START Input data

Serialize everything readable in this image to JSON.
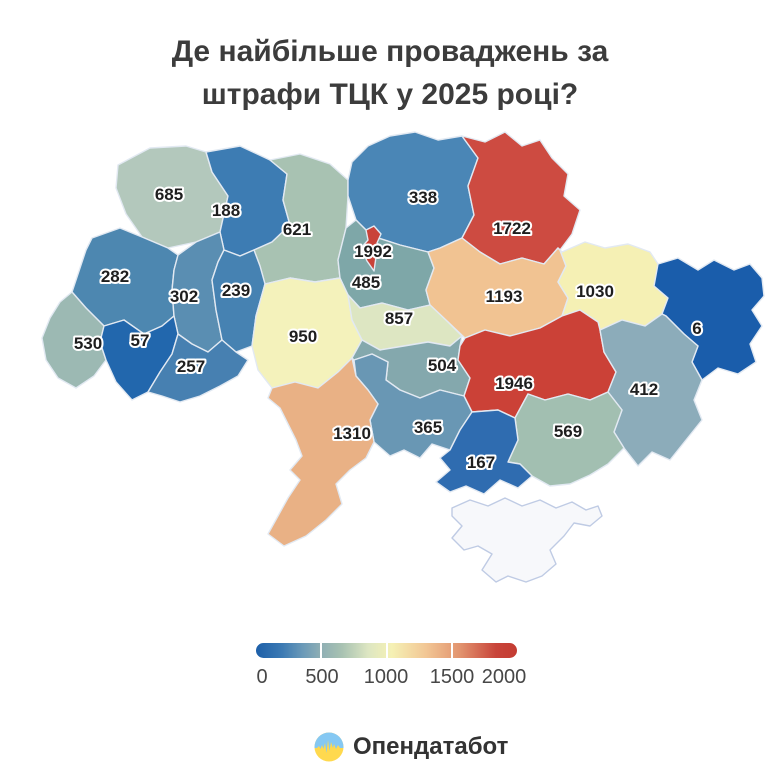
{
  "title": {
    "line1": "Де найбільше проваджень за",
    "line2": "штрафи ТЦК у 2025 році?"
  },
  "map": {
    "border_color": "#e2e9f2",
    "regions": [
      {
        "id": "volyn",
        "value": "685",
        "color": "#b3c8bc"
      },
      {
        "id": "rivne",
        "value": "188",
        "color": "#3d7cb3"
      },
      {
        "id": "zhytomyr",
        "value": "621",
        "color": "#a8c2b2"
      },
      {
        "id": "chernihiv",
        "value": "338",
        "color": "#4a86b6"
      },
      {
        "id": "sumy",
        "value": "1722",
        "color": "#cd4b41"
      },
      {
        "id": "kyiv_oblast",
        "value": "485",
        "color": "#7ea7a8"
      },
      {
        "id": "poltava",
        "value": "1193",
        "color": "#f1c392"
      },
      {
        "id": "kharkiv",
        "value": "1030",
        "color": "#f5f0b4"
      },
      {
        "id": "luhansk",
        "value": "6",
        "color": "#1a5dab"
      },
      {
        "id": "lviv",
        "value": "282",
        "color": "#4d87b0"
      },
      {
        "id": "ternopil",
        "value": "302",
        "color": "#5a8eb2"
      },
      {
        "id": "khmelnytskyi",
        "value": "239",
        "color": "#4682b2"
      },
      {
        "id": "zakarpattia",
        "value": "530",
        "color": "#9cb9b3"
      },
      {
        "id": "ivano_frankivsk",
        "value": "57",
        "color": "#2267ad"
      },
      {
        "id": "chernivtsi",
        "value": "257",
        "color": "#4780b1"
      },
      {
        "id": "vinnytsia",
        "value": "950",
        "color": "#f4f2bb"
      },
      {
        "id": "cherkasy",
        "value": "857",
        "color": "#dde6c2"
      },
      {
        "id": "kirovohrad",
        "value": "504",
        "color": "#84a8ad"
      },
      {
        "id": "dnipropetrovsk",
        "value": "1946",
        "color": "#cb4137"
      },
      {
        "id": "donetsk",
        "value": "412",
        "color": "#8cacba"
      },
      {
        "id": "zaporizhzhia",
        "value": "569",
        "color": "#a2bfb1"
      },
      {
        "id": "mykolaiv",
        "value": "365",
        "color": "#6997b4"
      },
      {
        "id": "kherson",
        "value": "167",
        "color": "#2f6cb0"
      },
      {
        "id": "odesa",
        "value": "1310",
        "color": "#e9b185"
      },
      {
        "id": "kyiv_city",
        "value": "1992",
        "color": "#c94339"
      },
      {
        "id": "crimea",
        "value": null,
        "color": "#f7f8fb",
        "border": "#bfcbe4"
      }
    ]
  },
  "legend": {
    "ticks": [
      "0",
      "500",
      "1000",
      "1500",
      "2000"
    ],
    "gradient": [
      "#1d5fa9 0%",
      "#3c7ab3 10%",
      "#6b9ab8 18%",
      "#8fafb4 25%",
      "#a8c2b2 33%",
      "#dde6c2 43%",
      "#f5f1b5 52%",
      "#f2c795 65%",
      "#e2946f 78%",
      "#c8443a 92%",
      "#c43c32 100%"
    ]
  },
  "footer": {
    "brand": "Опендатабот",
    "flag_blue": "#85c8f3",
    "flag_yellow": "#ffd94e"
  }
}
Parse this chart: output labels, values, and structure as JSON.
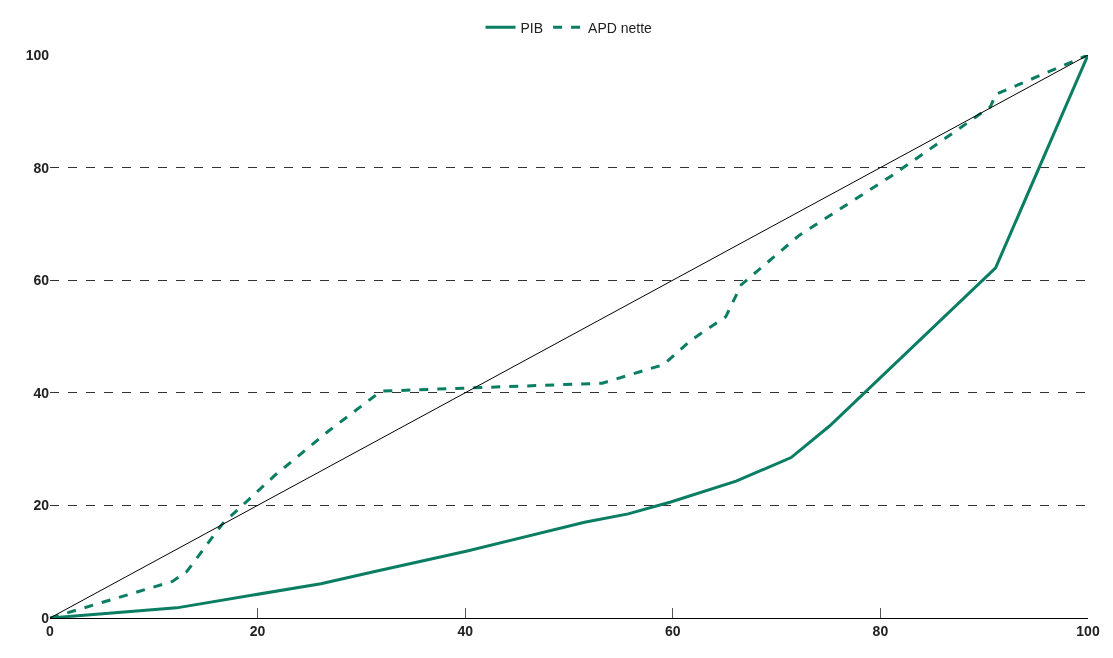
{
  "chart_data": {
    "type": "line",
    "legend": "top",
    "grid": "y",
    "xlim": [
      0,
      100
    ],
    "ylim": [
      0,
      100
    ],
    "xticks": [
      0,
      20,
      40,
      60,
      80,
      100
    ],
    "yticks": [
      0,
      20,
      40,
      60,
      80,
      100
    ],
    "series": [
      {
        "name": "PIB",
        "color": "#0a7d63",
        "line_style": "solid",
        "x": [
          0,
          12.2,
          26.1,
          31.4,
          40.2,
          51.5,
          55.7,
          59.8,
          66.1,
          71.4,
          75.1,
          91.1,
          100
        ],
        "values": [
          0,
          1.8,
          6.1,
          8.3,
          11.9,
          17,
          18.5,
          20.6,
          24.3,
          28.5,
          34.1,
          62.2,
          100
        ]
      },
      {
        "name": "APD nette",
        "color": "#0a7d63",
        "line_style": "dashed",
        "x": [
          0,
          11.8,
          13.2,
          16.6,
          21.7,
          26.9,
          31.9,
          53.2,
          59.1,
          61.8,
          65.1,
          66.6,
          72.2,
          81.2,
          90.6,
          91.1,
          100
        ],
        "values": [
          0,
          6.5,
          8.3,
          16.7,
          25.4,
          33.3,
          40.3,
          41.7,
          45,
          49.4,
          53.5,
          59.2,
          68,
          78.7,
          90.8,
          93,
          100
        ]
      },
      {
        "color": "#000000",
        "line_style": "solid",
        "x": [
          0,
          100
        ],
        "values": [
          0,
          100
        ]
      }
    ]
  }
}
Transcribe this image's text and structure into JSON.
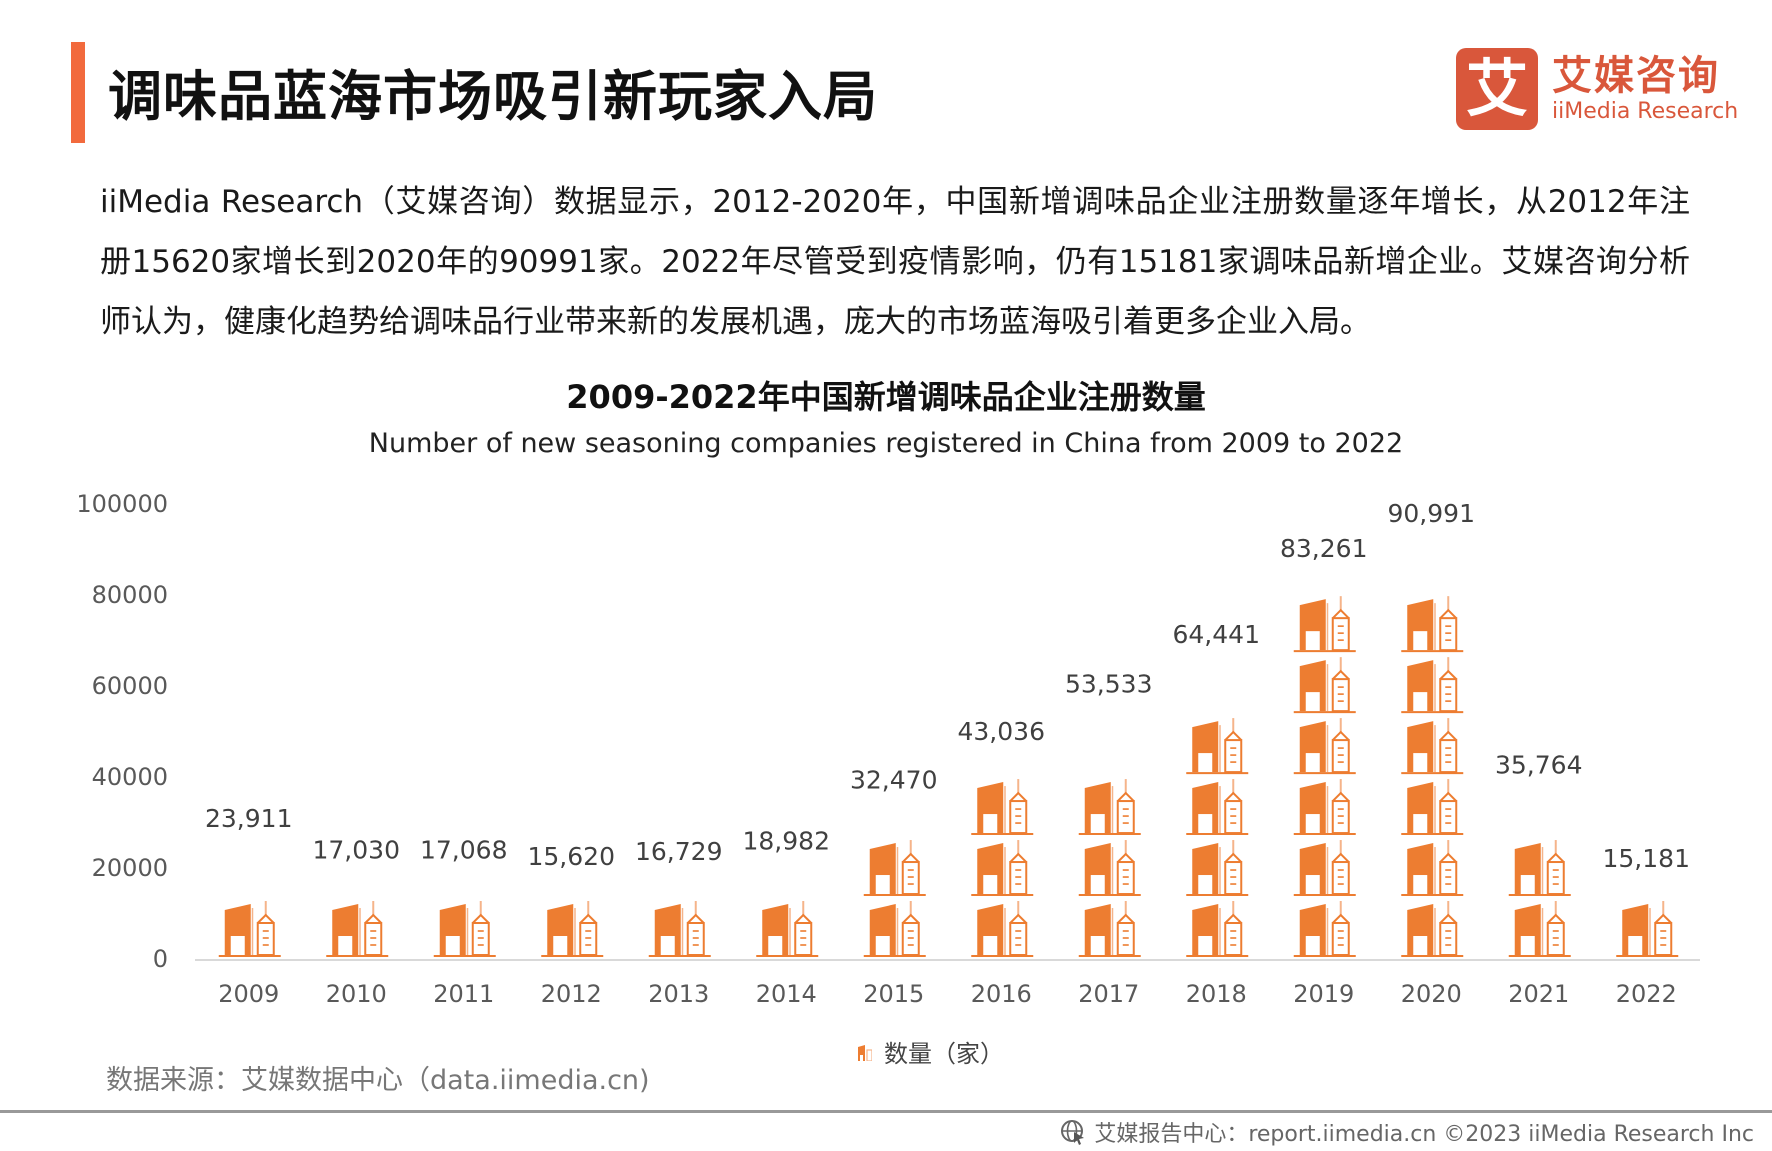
{
  "header": {
    "title": "调味品蓝海市场吸引新玩家入局",
    "accent_color": "#f26a3d"
  },
  "logo": {
    "mark": "艾",
    "name_cn": "艾媒咨询",
    "name_en": "iiMedia Research",
    "color": "#d9573b"
  },
  "intro": {
    "text": "iiMedia Research（艾媒咨询）数据显示，2012-2020年，中国新增调味品企业注册数量逐年增长，从2012年注册15620家增长到2020年的90991家。2022年尽管受到疫情影响，仍有15181家调味品新增企业。艾媒咨询分析师认为，健康化趋势给调味品行业带来新的发展机遇，庞大的市场蓝海吸引着更多企业入局。"
  },
  "chart_data": {
    "type": "bar",
    "style": "pictograph",
    "title": "2009-2022年中国新增调味品企业注册数量",
    "subtitle": "Number of new seasoning companies registered in China from 2009 to 2022",
    "xlabel": "",
    "ylabel": "",
    "categories": [
      "2009",
      "2010",
      "2011",
      "2012",
      "2013",
      "2014",
      "2015",
      "2016",
      "2017",
      "2018",
      "2019",
      "2020",
      "2021",
      "2022"
    ],
    "series": [
      {
        "name": "数量（家）",
        "values": [
          23911,
          17030,
          17068,
          15620,
          16729,
          18982,
          32470,
          43036,
          53533,
          64441,
          83261,
          90991,
          35764,
          15181
        ],
        "labels": [
          "23,911",
          "17,030",
          "17,068",
          "15,620",
          "16,729",
          "18,982",
          "32,470",
          "43,036",
          "53,533",
          "64,441",
          "83,261",
          "90,991",
          "35,764",
          "15,181"
        ],
        "color": "#ed7d31"
      }
    ],
    "ylim": [
      0,
      100000
    ],
    "yticks": [
      0,
      20000,
      40000,
      60000,
      80000,
      100000
    ],
    "ytick_labels": [
      "0",
      "20000",
      "40000",
      "60000",
      "80000",
      "100000"
    ],
    "icon_unit": 13400,
    "grid": false,
    "legend": "bottom",
    "legend_label": "数量（家）"
  },
  "source": {
    "text": "数据来源：艾媒数据中心（data.iimedia.cn)"
  },
  "footer": {
    "text": "艾媒报告中心：report.iimedia.cn   ©2023  iiMedia Research  Inc",
    "icon": "globe-cursor-icon"
  }
}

END Input data

__Given problem__
Quote the material word for word, dropping any images it holds.

__The output__
Serialize everything readable in this image to JSON.
{
  "title": {
    "line1": "Де найбільше проваджень за",
    "line2": "штрафи ТЦК у 2025 році?"
  },
  "map": {
    "border_color": "#e2e9f2",
    "regions": [
      {
        "id": "volyn",
        "value": "685",
        "color": "#b3c8bc"
      },
      {
        "id": "rivne",
        "value": "188",
        "color": "#3d7cb3"
      },
      {
        "id": "zhytomyr",
        "value": "621",
        "color": "#a8c2b2"
      },
      {
        "id": "chernihiv",
        "value": "338",
        "color": "#4a86b6"
      },
      {
        "id": "sumy",
        "value": "1722",
        "color": "#cd4b41"
      },
      {
        "id": "kyiv_oblast",
        "value": "485",
        "color": "#7ea7a8"
      },
      {
        "id": "poltava",
        "value": "1193",
        "color": "#f1c392"
      },
      {
        "id": "kharkiv",
        "value": "1030",
        "color": "#f5f0b4"
      },
      {
        "id": "luhansk",
        "value": "6",
        "color": "#1a5dab"
      },
      {
        "id": "lviv",
        "value": "282",
        "color": "#4d87b0"
      },
      {
        "id": "ternopil",
        "value": "302",
        "color": "#5a8eb2"
      },
      {
        "id": "khmelnytskyi",
        "value": "239",
        "color": "#4682b2"
      },
      {
        "id": "zakarpattia",
        "value": "530",
        "color": "#9cb9b3"
      },
      {
        "id": "ivano_frankivsk",
        "value": "57",
        "color": "#2267ad"
      },
      {
        "id": "chernivtsi",
        "value": "257",
        "color": "#4780b1"
      },
      {
        "id": "vinnytsia",
        "value": "950",
        "color": "#f4f2bb"
      },
      {
        "id": "cherkasy",
        "value": "857",
        "color": "#dde6c2"
      },
      {
        "id": "kirovohrad",
        "value": "504",
        "color": "#84a8ad"
      },
      {
        "id": "dnipropetrovsk",
        "value": "1946",
        "color": "#cb4137"
      },
      {
        "id": "donetsk",
        "value": "412",
        "color": "#8cacba"
      },
      {
        "id": "zaporizhzhia",
        "value": "569",
        "color": "#a2bfb1"
      },
      {
        "id": "mykolaiv",
        "value": "365",
        "color": "#6997b4"
      },
      {
        "id": "kherson",
        "value": "167",
        "color": "#2f6cb0"
      },
      {
        "id": "odesa",
        "value": "1310",
        "color": "#e9b185"
      },
      {
        "id": "kyiv_city",
        "value": "1992",
        "color": "#c94339"
      },
      {
        "id": "crimea",
        "value": null,
        "color": "#f7f8fb",
        "border": "#bfcbe4"
      }
    ]
  },
  "legend": {
    "ticks": [
      "0",
      "500",
      "1000",
      "1500",
      "2000"
    ],
    "gradient": [
      "#1d5fa9 0%",
      "#3c7ab3 10%",
      "#6b9ab8 18%",
      "#8fafb4 25%",
      "#a8c2b2 33%",
      "#dde6c2 43%",
      "#f5f1b5 52%",
      "#f2c795 65%",
      "#e2946f 78%",
      "#c8443a 92%",
      "#c43c32 100%"
    ]
  },
  "footer": {
    "brand": "Опендатабот",
    "flag_blue": "#85c8f3",
    "flag_yellow": "#ffd94e"
  }
}
Parse this chart: output labels, values, and structure as JSON.
{
  "chart_data": {
    "type": "line",
    "legend": "top",
    "grid": "y",
    "xlim": [
      0,
      100
    ],
    "ylim": [
      0,
      100
    ],
    "xticks": [
      0,
      20,
      40,
      60,
      80,
      100
    ],
    "yticks": [
      0,
      20,
      40,
      60,
      80,
      100
    ],
    "series": [
      {
        "name": "PIB",
        "color": "#0a7d63",
        "line_style": "solid",
        "x": [
          0,
          12.2,
          26.1,
          31.4,
          40.2,
          51.5,
          55.7,
          59.8,
          66.1,
          71.4,
          75.1,
          91.1,
          100
        ],
        "values": [
          0,
          1.8,
          6.1,
          8.3,
          11.9,
          17,
          18.5,
          20.6,
          24.3,
          28.5,
          34.1,
          62.2,
          100
        ]
      },
      {
        "name": "APD nette",
        "color": "#0a7d63",
        "line_style": "dashed",
        "x": [
          0,
          11.8,
          13.2,
          16.6,
          21.7,
          26.9,
          31.9,
          53.2,
          59.1,
          61.8,
          65.1,
          66.6,
          72.2,
          81.2,
          90.6,
          91.1,
          100
        ],
        "values": [
          0,
          6.5,
          8.3,
          16.7,
          25.4,
          33.3,
          40.3,
          41.7,
          45,
          49.4,
          53.5,
          59.2,
          68,
          78.7,
          90.8,
          93,
          100
        ]
      },
      {
        "color": "#000000",
        "line_style": "solid",
        "x": [
          0,
          100
        ],
        "values": [
          0,
          100
        ]
      }
    ]
  }
}
Transcribe this image's text and structure into JSON.
{
  "header": {
    "title": "调味品蓝海市场吸引新玩家入局",
    "accent_color": "#f26a3d"
  },
  "logo": {
    "mark": "艾",
    "name_cn": "艾媒咨询",
    "name_en": "iiMedia Research",
    "color": "#d9573b"
  },
  "intro": {
    "text": "iiMedia Research（艾媒咨询）数据显示，2012-2020年，中国新增调味品企业注册数量逐年增长，从2012年注册15620家增长到2020年的90991家。2022年尽管受到疫情影响，仍有15181家调味品新增企业。艾媒咨询分析师认为，健康化趋势给调味品行业带来新的发展机遇，庞大的市场蓝海吸引着更多企业入局。"
  },
  "chart_data": {
    "type": "bar",
    "style": "pictograph",
    "title": "2009-2022年中国新增调味品企业注册数量",
    "subtitle": "Number of new seasoning companies registered in China from 2009 to 2022",
    "xlabel": "",
    "ylabel": "",
    "categories": [
      "2009",
      "2010",
      "2011",
      "2012",
      "2013",
      "2014",
      "2015",
      "2016",
      "2017",
      "2018",
      "2019",
      "2020",
      "2021",
      "2022"
    ],
    "series": [
      {
        "name": "数量（家）",
        "values": [
          23911,
          17030,
          17068,
          15620,
          16729,
          18982,
          32470,
          43036,
          53533,
          64441,
          83261,
          90991,
          35764,
          15181
        ],
        "labels": [
          "23,911",
          "17,030",
          "17,068",
          "15,620",
          "16,729",
          "18,982",
          "32,470",
          "43,036",
          "53,533",
          "64,441",
          "83,261",
          "90,991",
          "35,764",
          "15,181"
        ],
        "color": "#ed7d31"
      }
    ],
    "ylim": [
      0,
      100000
    ],
    "yticks": [
      0,
      20000,
      40000,
      60000,
      80000,
      100000
    ],
    "ytick_labels": [
      "0",
      "20000",
      "40000",
      "60000",
      "80000",
      "100000"
    ],
    "icon_unit": 13400,
    "grid": false,
    "legend": "bottom",
    "legend_label": "数量（家）"
  },
  "source": {
    "text": "数据来源：艾媒数据中心（data.iimedia.cn)"
  },
  "footer": {
    "text": "艾媒报告中心：report.iimedia.cn   ©2023  iiMedia Research  Inc",
    "icon": "globe-cursor-icon"
  }
}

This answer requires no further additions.